start

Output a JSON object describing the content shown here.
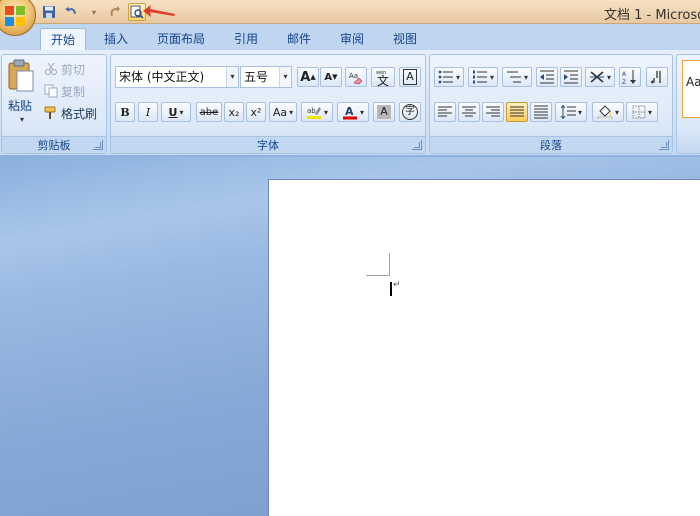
{
  "window": {
    "title": "文档 1 - Microso"
  },
  "tabs": [
    {
      "label": "开始",
      "active": true
    },
    {
      "label": "插入"
    },
    {
      "label": "页面布局"
    },
    {
      "label": "引用"
    },
    {
      "label": "邮件"
    },
    {
      "label": "审阅"
    },
    {
      "label": "视图"
    }
  ],
  "clipboard": {
    "paste": "粘贴",
    "cut": "剪切",
    "copy": "复制",
    "format_painter": "格式刷",
    "label": "剪贴板"
  },
  "font": {
    "family": "宋体 (中文正文)",
    "size": "五号",
    "label": "字体",
    "bold": "B",
    "italic": "I",
    "underline": "U",
    "strike": "abe",
    "subscript": "x₂",
    "superscript": "x²",
    "change_case": "Aa",
    "grow": "A",
    "shrink": "A",
    "phonetic": "文",
    "border_char": "A",
    "shade_char": "A",
    "enclose": "字",
    "highlight_color": "#f5e400",
    "font_color": "#e00000"
  },
  "paragraph": {
    "label": "段落"
  },
  "styles": {
    "preview": "Aa"
  },
  "icons": {
    "office": "office-logo-icon",
    "save": "save-icon",
    "undo": "undo-icon",
    "redo": "redo-icon",
    "print_preview": "print-preview-icon"
  }
}
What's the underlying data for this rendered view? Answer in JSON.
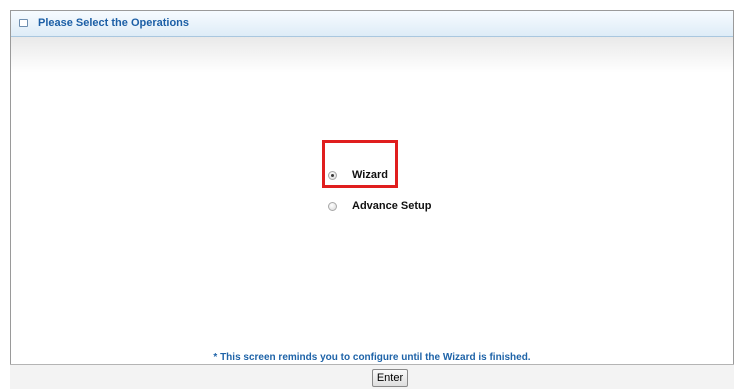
{
  "panel": {
    "title": "Please Select the Operations"
  },
  "options": [
    {
      "label": "Wizard",
      "checked": true
    },
    {
      "label": "Advance Setup",
      "checked": false
    }
  ],
  "note": "* This screen reminds you to configure until the Wizard is finished.",
  "enter_label": "Enter",
  "colors": {
    "title": "#1c5fa6",
    "highlight": "#e01e1e",
    "note": "#1e63a8"
  }
}
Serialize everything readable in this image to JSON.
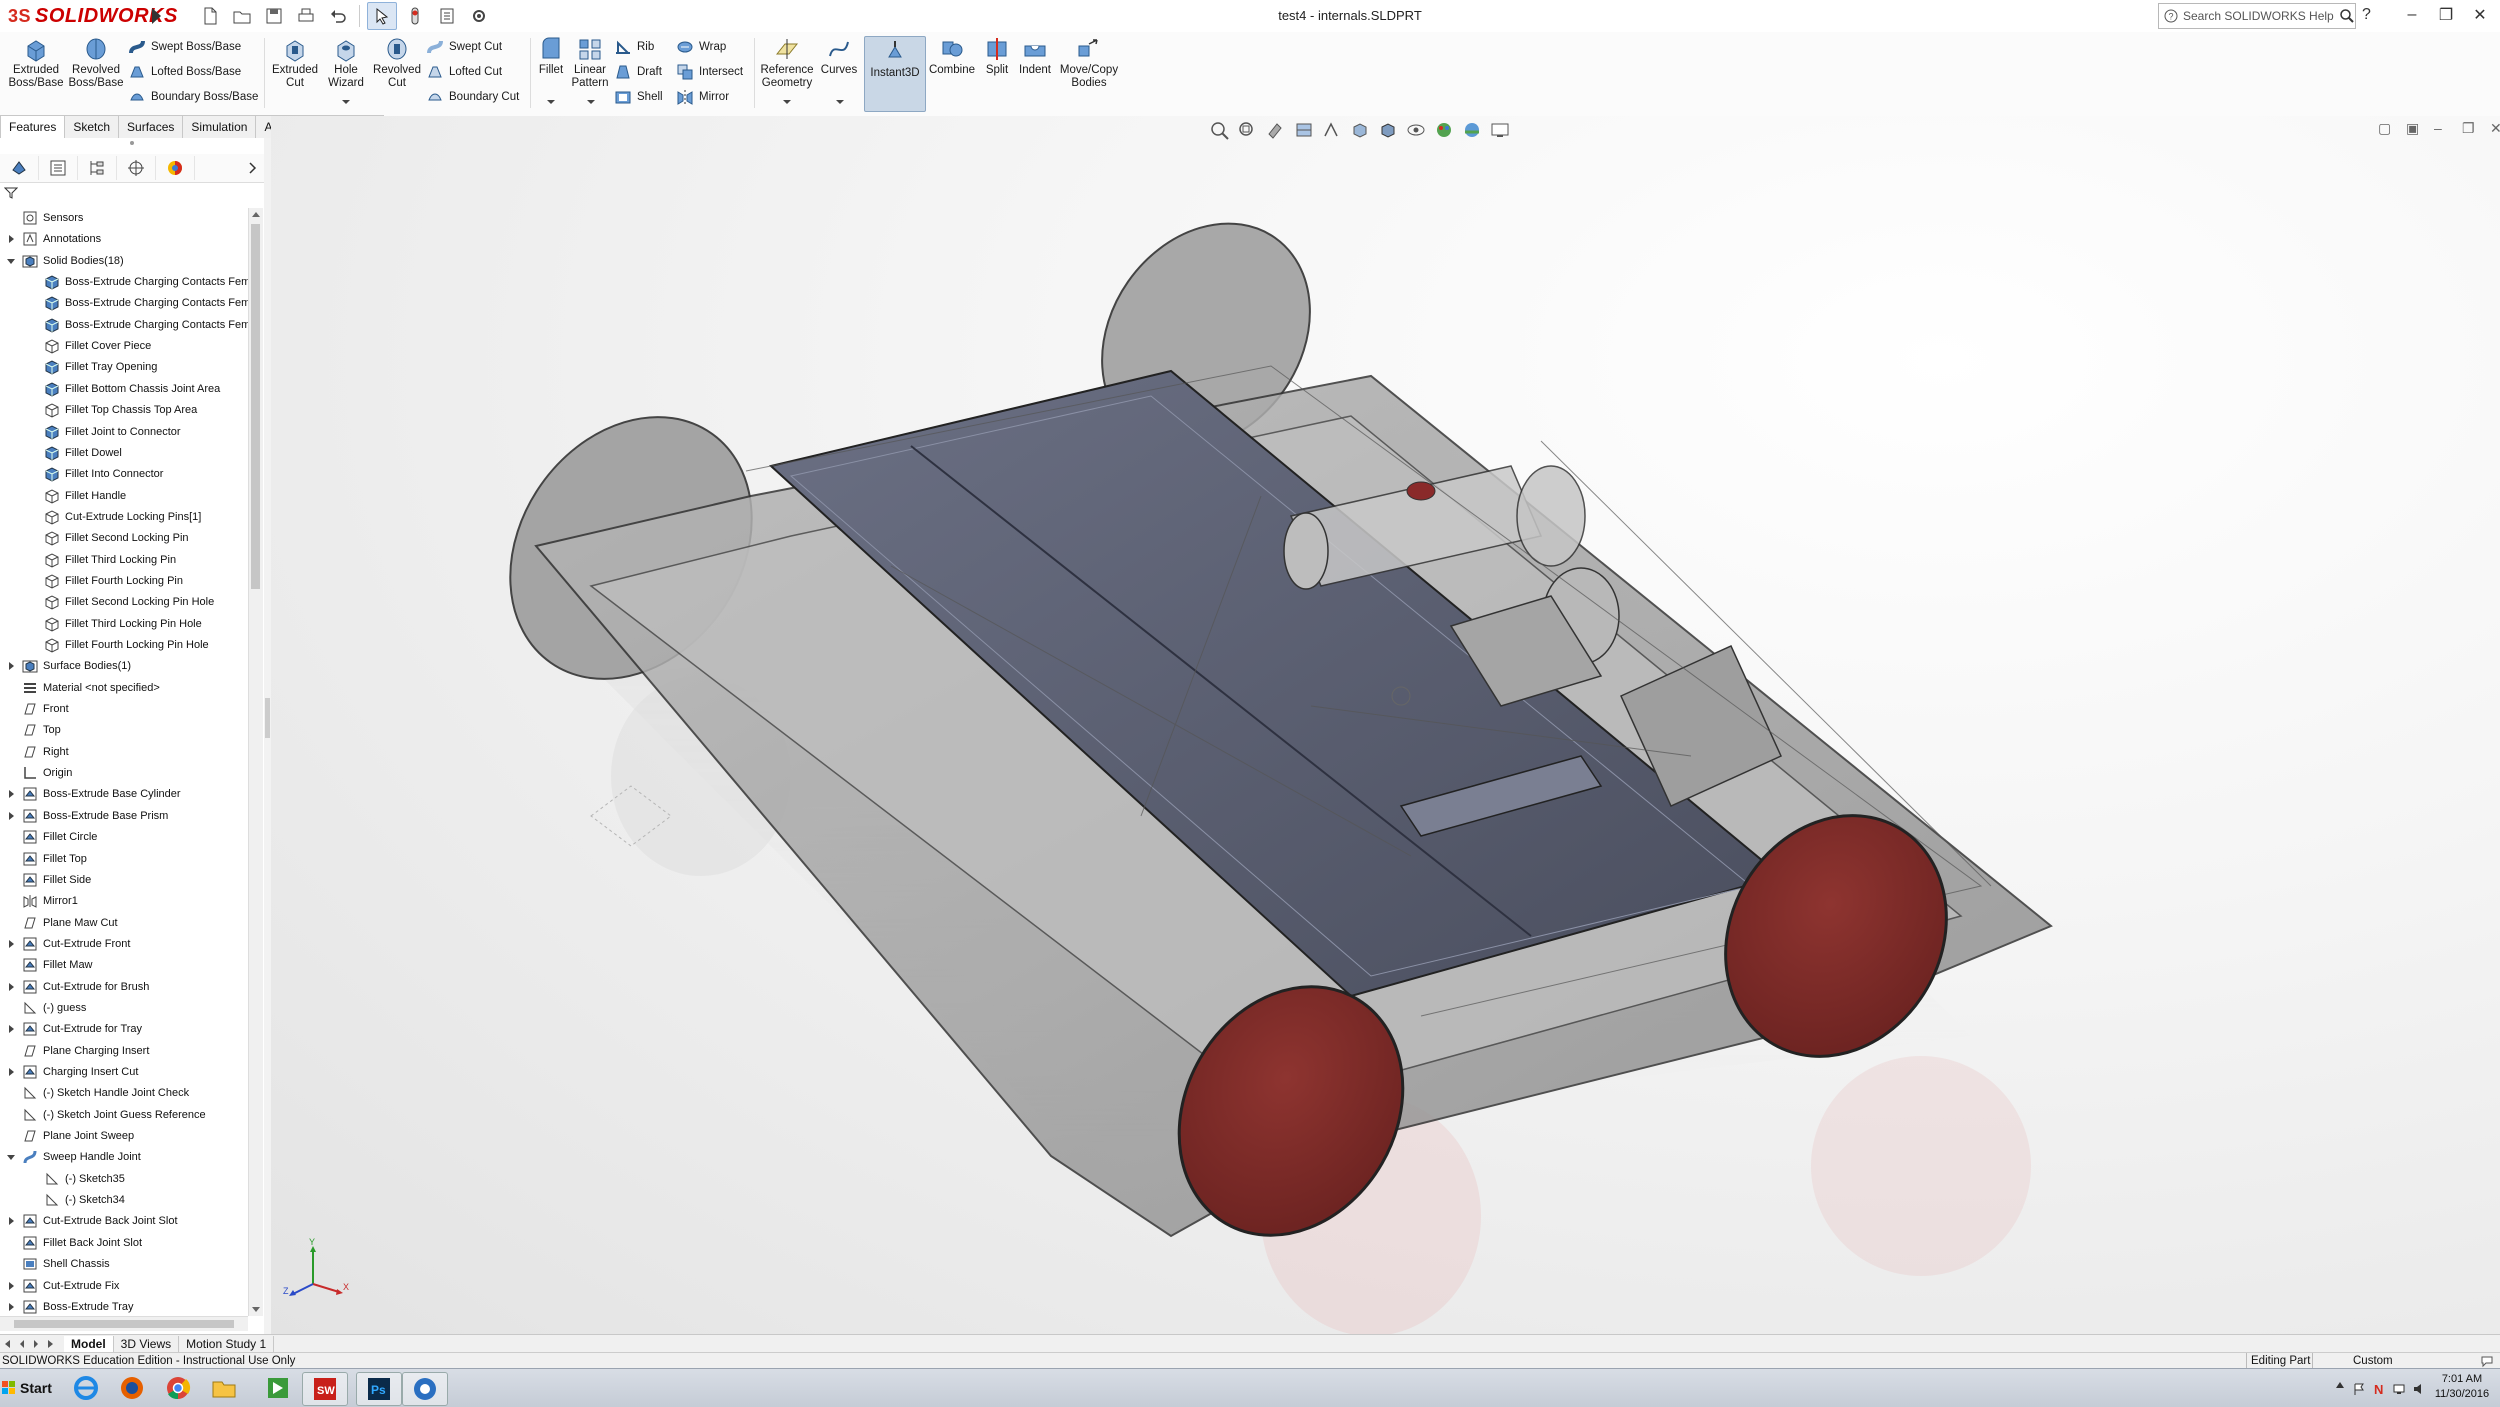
{
  "app": {
    "brand_ds": "3S",
    "brand_name": "SOLIDWORKS",
    "document_title": "test4 - internals.SLDPRT",
    "search_placeholder": "Search SOLIDWORKS Help",
    "help_label": "?"
  },
  "quick_access": [
    {
      "name": "new-icon"
    },
    {
      "name": "open-icon"
    },
    {
      "name": "save-icon"
    },
    {
      "name": "print-icon"
    },
    {
      "name": "undo-icon"
    },
    {
      "name": "select-icon"
    },
    {
      "name": "rebuild-icon"
    },
    {
      "name": "file-properties-icon"
    },
    {
      "name": "options-icon"
    }
  ],
  "command_manager": {
    "extruded_boss": "Extruded Boss/Base",
    "revolved_boss": "Revolved Boss/Base",
    "swept_boss": "Swept Boss/Base",
    "lofted_boss": "Lofted Boss/Base",
    "boundary_boss": "Boundary Boss/Base",
    "extruded_cut": "Extruded Cut",
    "hole_wizard": "Hole Wizard",
    "revolved_cut": "Revolved Cut",
    "swept_cut": "Swept Cut",
    "lofted_cut": "Lofted Cut",
    "boundary_cut": "Boundary Cut",
    "fillet": "Fillet",
    "linear_pattern": "Linear Pattern",
    "rib": "Rib",
    "draft": "Draft",
    "shell": "Shell",
    "wrap": "Wrap",
    "intersect": "Intersect",
    "mirror": "Mirror",
    "reference_geometry": "Reference Geometry",
    "curves": "Curves",
    "instant3d": "Instant3D",
    "combine": "Combine",
    "split": "Split",
    "indent": "Indent",
    "move_copy": "Move/Copy Bodies"
  },
  "cmd_tabs": [
    "Features",
    "Sketch",
    "Surfaces",
    "Simulation",
    "Analysis Preparation"
  ],
  "feature_tree": [
    {
      "label": "Sensors",
      "icon": "sensor-icon",
      "level": 0,
      "expander": false
    },
    {
      "label": "Annotations",
      "icon": "annotations-icon",
      "level": 0,
      "expander": true
    },
    {
      "label": "Solid Bodies(18)",
      "icon": "solid-bodies-folder-icon",
      "level": 0,
      "expander": true,
      "open": true
    },
    {
      "label": "Boss-Extrude Charging Contacts Fema",
      "icon": "solid-body-icon",
      "level": 1
    },
    {
      "label": "Boss-Extrude Charging Contacts Fema",
      "icon": "solid-body-icon",
      "level": 1
    },
    {
      "label": "Boss-Extrude Charging Contacts Fema",
      "icon": "solid-body-icon",
      "level": 1
    },
    {
      "label": "Fillet Cover Piece",
      "icon": "fillet-body-icon",
      "level": 1
    },
    {
      "label": "Fillet Tray Opening",
      "icon": "solid-body-icon",
      "level": 1
    },
    {
      "label": "Fillet Bottom Chassis Joint Area",
      "icon": "solid-body-icon",
      "level": 1
    },
    {
      "label": "Fillet Top Chassis Top Area",
      "icon": "fillet-body-icon",
      "level": 1
    },
    {
      "label": "Fillet Joint to Connector",
      "icon": "solid-body-icon",
      "level": 1
    },
    {
      "label": "Fillet Dowel",
      "icon": "solid-body-icon",
      "level": 1
    },
    {
      "label": "Fillet Into Connector",
      "icon": "solid-body-icon",
      "level": 1
    },
    {
      "label": "Fillet Handle",
      "icon": "fillet-body-icon",
      "level": 1
    },
    {
      "label": "Cut-Extrude Locking Pins[1]",
      "icon": "fillet-body-icon",
      "level": 1
    },
    {
      "label": "Fillet Second Locking Pin",
      "icon": "fillet-body-icon",
      "level": 1
    },
    {
      "label": "Fillet Third Locking Pin",
      "icon": "fillet-body-icon",
      "level": 1
    },
    {
      "label": "Fillet Fourth Locking Pin",
      "icon": "fillet-body-icon",
      "level": 1
    },
    {
      "label": "Fillet Second Locking Pin Hole",
      "icon": "fillet-body-icon",
      "level": 1
    },
    {
      "label": "Fillet Third Locking Pin Hole",
      "icon": "fillet-body-icon",
      "level": 1
    },
    {
      "label": "Fillet Fourth Locking Pin Hole",
      "icon": "fillet-body-icon",
      "level": 1
    },
    {
      "label": "Surface Bodies(1)",
      "icon": "surface-bodies-folder-icon",
      "level": 0,
      "expander": true
    },
    {
      "label": "Material <not specified>",
      "icon": "material-icon",
      "level": 0
    },
    {
      "label": "Front",
      "icon": "plane-icon",
      "level": 0
    },
    {
      "label": "Top",
      "icon": "plane-icon",
      "level": 0
    },
    {
      "label": "Right",
      "icon": "plane-icon",
      "level": 0
    },
    {
      "label": "Origin",
      "icon": "origin-icon",
      "level": 0
    },
    {
      "label": "Boss-Extrude Base Cylinder",
      "icon": "extrude-feature-icon",
      "level": 0,
      "expander": true
    },
    {
      "label": "Boss-Extrude Base Prism",
      "icon": "extrude-feature-icon",
      "level": 0,
      "expander": true
    },
    {
      "label": "Fillet Circle",
      "icon": "fillet-feature-icon",
      "level": 0
    },
    {
      "label": "Fillet Top",
      "icon": "fillet-feature-icon",
      "level": 0
    },
    {
      "label": "Fillet Side",
      "icon": "fillet-feature-icon",
      "level": 0
    },
    {
      "label": "Mirror1",
      "icon": "mirror-feature-icon",
      "level": 0
    },
    {
      "label": "Plane Maw Cut",
      "icon": "plane-icon",
      "level": 0
    },
    {
      "label": "Cut-Extrude Front",
      "icon": "cut-feature-icon",
      "level": 0,
      "expander": true
    },
    {
      "label": "Fillet Maw",
      "icon": "fillet-feature-icon",
      "level": 0
    },
    {
      "label": "Cut-Extrude for Brush",
      "icon": "cut-feature-icon",
      "level": 0,
      "expander": true
    },
    {
      "label": "(-) guess",
      "icon": "sketch-icon",
      "level": 0
    },
    {
      "label": "Cut-Extrude for Tray",
      "icon": "cut-feature-icon",
      "level": 0,
      "expander": true
    },
    {
      "label": "Plane Charging Insert",
      "icon": "plane-icon",
      "level": 0
    },
    {
      "label": "Charging Insert Cut",
      "icon": "cut-feature-icon",
      "level": 0,
      "expander": true
    },
    {
      "label": "(-) Sketch Handle Joint Check",
      "icon": "sketch-icon",
      "level": 0
    },
    {
      "label": "(-) Sketch Joint Guess Reference",
      "icon": "sketch-icon",
      "level": 0
    },
    {
      "label": "Plane Joint Sweep",
      "icon": "plane-icon",
      "level": 0
    },
    {
      "label": "Sweep Handle Joint",
      "icon": "sweep-feature-icon",
      "level": 0,
      "expander": true,
      "open": true
    },
    {
      "label": "(-) Sketch35",
      "icon": "sketch-icon",
      "level": 1
    },
    {
      "label": "(-) Sketch34",
      "icon": "sketch-icon",
      "level": 1
    },
    {
      "label": "Cut-Extrude Back Joint Slot",
      "icon": "cut-feature-icon",
      "level": 0,
      "expander": true
    },
    {
      "label": "Fillet Back Joint Slot",
      "icon": "fillet-feature-icon",
      "level": 0
    },
    {
      "label": "Shell Chassis",
      "icon": "shell-feature-icon",
      "level": 0
    },
    {
      "label": "Cut-Extrude Fix",
      "icon": "cut-feature-icon",
      "level": 0,
      "expander": true
    },
    {
      "label": "Boss-Extrude Tray",
      "icon": "extrude-feature-icon",
      "level": 0,
      "expander": true
    }
  ],
  "bottom_tabs": [
    "Model",
    "3D Views",
    "Motion Study 1"
  ],
  "status": {
    "left": "SOLIDWORKS Education Edition - Instructional Use Only",
    "editing": "Editing Part",
    "units": "Custom"
  },
  "taskbar": {
    "start": "Start",
    "apps": [
      {
        "name": "ie-icon",
        "running": false
      },
      {
        "name": "firefox-icon",
        "running": false
      },
      {
        "name": "chrome-icon",
        "running": false
      },
      {
        "name": "file-explorer-icon",
        "running": false
      },
      {
        "name": "green-app-icon",
        "running": false
      },
      {
        "name": "solidworks-taskbar-icon",
        "running": true
      },
      {
        "name": "photoshop-icon",
        "running": true
      },
      {
        "name": "blue-gear-app-icon",
        "running": true
      }
    ],
    "time": "7:01 AM",
    "date": "11/30/2016"
  },
  "colors": {
    "accent_red": "#d52b1e",
    "body_gray": "#9a9a9a",
    "tray_blue": "#555a6b",
    "wheel_red": "#7a2a28"
  }
}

end

Find each line holding the word "Area" and copy it.

__Written solution__
      "label": "Fillet Bottom Chassis Joint Area",
      "label": "Fillet Top Chassis Top Area",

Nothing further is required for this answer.